WHAT THE TASK REQUIRES:
Every entry must be transcribed exactly as written.
INFORMATION PROVIDED START
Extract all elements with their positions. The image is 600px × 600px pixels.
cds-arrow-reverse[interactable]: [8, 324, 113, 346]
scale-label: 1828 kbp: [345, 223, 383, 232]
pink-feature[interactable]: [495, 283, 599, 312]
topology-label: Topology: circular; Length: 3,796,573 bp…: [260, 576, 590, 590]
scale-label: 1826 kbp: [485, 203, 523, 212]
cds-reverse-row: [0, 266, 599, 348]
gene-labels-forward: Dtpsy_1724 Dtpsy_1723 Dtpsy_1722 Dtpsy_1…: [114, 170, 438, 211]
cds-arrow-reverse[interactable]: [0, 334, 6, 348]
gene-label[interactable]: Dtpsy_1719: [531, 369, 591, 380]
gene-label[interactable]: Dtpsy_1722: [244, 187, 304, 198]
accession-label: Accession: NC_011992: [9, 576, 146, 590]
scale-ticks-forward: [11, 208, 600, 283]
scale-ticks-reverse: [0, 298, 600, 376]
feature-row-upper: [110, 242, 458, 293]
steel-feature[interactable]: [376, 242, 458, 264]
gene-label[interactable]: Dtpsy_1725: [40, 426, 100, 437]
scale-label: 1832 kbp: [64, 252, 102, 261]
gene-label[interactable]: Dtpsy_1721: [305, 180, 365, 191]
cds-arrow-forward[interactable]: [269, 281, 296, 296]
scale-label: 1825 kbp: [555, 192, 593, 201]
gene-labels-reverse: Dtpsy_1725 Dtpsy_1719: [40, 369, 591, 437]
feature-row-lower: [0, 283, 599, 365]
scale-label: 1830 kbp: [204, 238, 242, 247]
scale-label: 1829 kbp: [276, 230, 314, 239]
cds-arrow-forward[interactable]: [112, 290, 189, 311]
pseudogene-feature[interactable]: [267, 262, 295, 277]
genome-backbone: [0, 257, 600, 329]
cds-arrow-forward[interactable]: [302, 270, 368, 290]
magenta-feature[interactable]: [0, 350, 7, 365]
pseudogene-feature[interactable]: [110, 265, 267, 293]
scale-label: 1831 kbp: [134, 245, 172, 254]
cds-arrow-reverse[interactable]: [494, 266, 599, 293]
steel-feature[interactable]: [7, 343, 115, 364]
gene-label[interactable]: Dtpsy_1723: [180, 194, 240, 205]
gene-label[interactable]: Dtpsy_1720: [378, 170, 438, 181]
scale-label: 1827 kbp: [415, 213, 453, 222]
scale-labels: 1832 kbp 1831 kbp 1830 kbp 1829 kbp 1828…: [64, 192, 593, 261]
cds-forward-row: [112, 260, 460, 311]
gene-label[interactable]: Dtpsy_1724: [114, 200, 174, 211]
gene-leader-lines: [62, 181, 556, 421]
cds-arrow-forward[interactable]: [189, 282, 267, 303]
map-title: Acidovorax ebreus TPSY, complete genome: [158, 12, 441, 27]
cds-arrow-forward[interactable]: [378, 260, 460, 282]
INFORMATION PROVIDED END
TASK SOLUTION:
Extract all elements with their positions. The image is 600px × 600px pixels.
cds-arrow-reverse[interactable]: [8, 324, 113, 346]
scale-label: 1828 kbp: [345, 223, 383, 232]
pink-feature[interactable]: [495, 283, 599, 312]
topology-label: Topology: circular; Length: 3,796,573 bp…: [260, 576, 590, 590]
scale-label: 1826 kbp: [485, 203, 523, 212]
cds-reverse-row: [0, 266, 599, 348]
gene-labels-forward: Dtpsy_1724 Dtpsy_1723 Dtpsy_1722 Dtpsy_1…: [114, 170, 438, 211]
cds-arrow-reverse[interactable]: [0, 334, 6, 348]
gene-label[interactable]: Dtpsy_1719: [531, 369, 591, 380]
gene-label[interactable]: Dtpsy_1722: [244, 187, 304, 198]
accession-label: Accession: NC_011992: [9, 576, 146, 590]
scale-ticks-forward: [11, 208, 600, 283]
scale-ticks-reverse: [0, 298, 600, 376]
feature-row-upper: [110, 242, 458, 293]
steel-feature[interactable]: [376, 242, 458, 264]
gene-label[interactable]: Dtpsy_1725: [40, 426, 100, 437]
scale-label: 1832 kbp: [64, 252, 102, 261]
gene-label[interactable]: Dtpsy_1721: [305, 180, 365, 191]
cds-arrow-forward[interactable]: [269, 281, 296, 296]
scale-label: 1825 kbp: [555, 192, 593, 201]
gene-labels-reverse: Dtpsy_1725 Dtpsy_1719: [40, 369, 591, 437]
feature-row-lower: [0, 283, 599, 365]
scale-label: 1830 kbp: [204, 238, 242, 247]
scale-label: 1829 kbp: [276, 230, 314, 239]
cds-arrow-forward[interactable]: [112, 290, 189, 311]
pseudogene-feature[interactable]: [267, 262, 295, 277]
genome-backbone: [0, 257, 600, 329]
cds-arrow-forward[interactable]: [302, 270, 368, 290]
magenta-feature[interactable]: [0, 350, 7, 365]
pseudogene-feature[interactable]: [110, 265, 267, 293]
scale-label: 1831 kbp: [134, 245, 172, 254]
cds-arrow-reverse[interactable]: [494, 266, 599, 293]
steel-feature[interactable]: [7, 343, 115, 364]
gene-label[interactable]: Dtpsy_1723: [180, 194, 240, 205]
gene-label[interactable]: Dtpsy_1720: [378, 170, 438, 181]
scale-label: 1827 kbp: [415, 213, 453, 222]
scale-labels: 1832 kbp 1831 kbp 1830 kbp 1829 kbp 1828…: [64, 192, 593, 261]
cds-forward-row: [112, 260, 460, 311]
gene-label[interactable]: Dtpsy_1724: [114, 200, 174, 211]
gene-leader-lines: [62, 181, 556, 421]
cds-arrow-forward[interactable]: [189, 282, 267, 303]
map-title: Acidovorax ebreus TPSY, complete genome: [158, 12, 441, 27]
cds-arrow-forward[interactable]: [378, 260, 460, 282]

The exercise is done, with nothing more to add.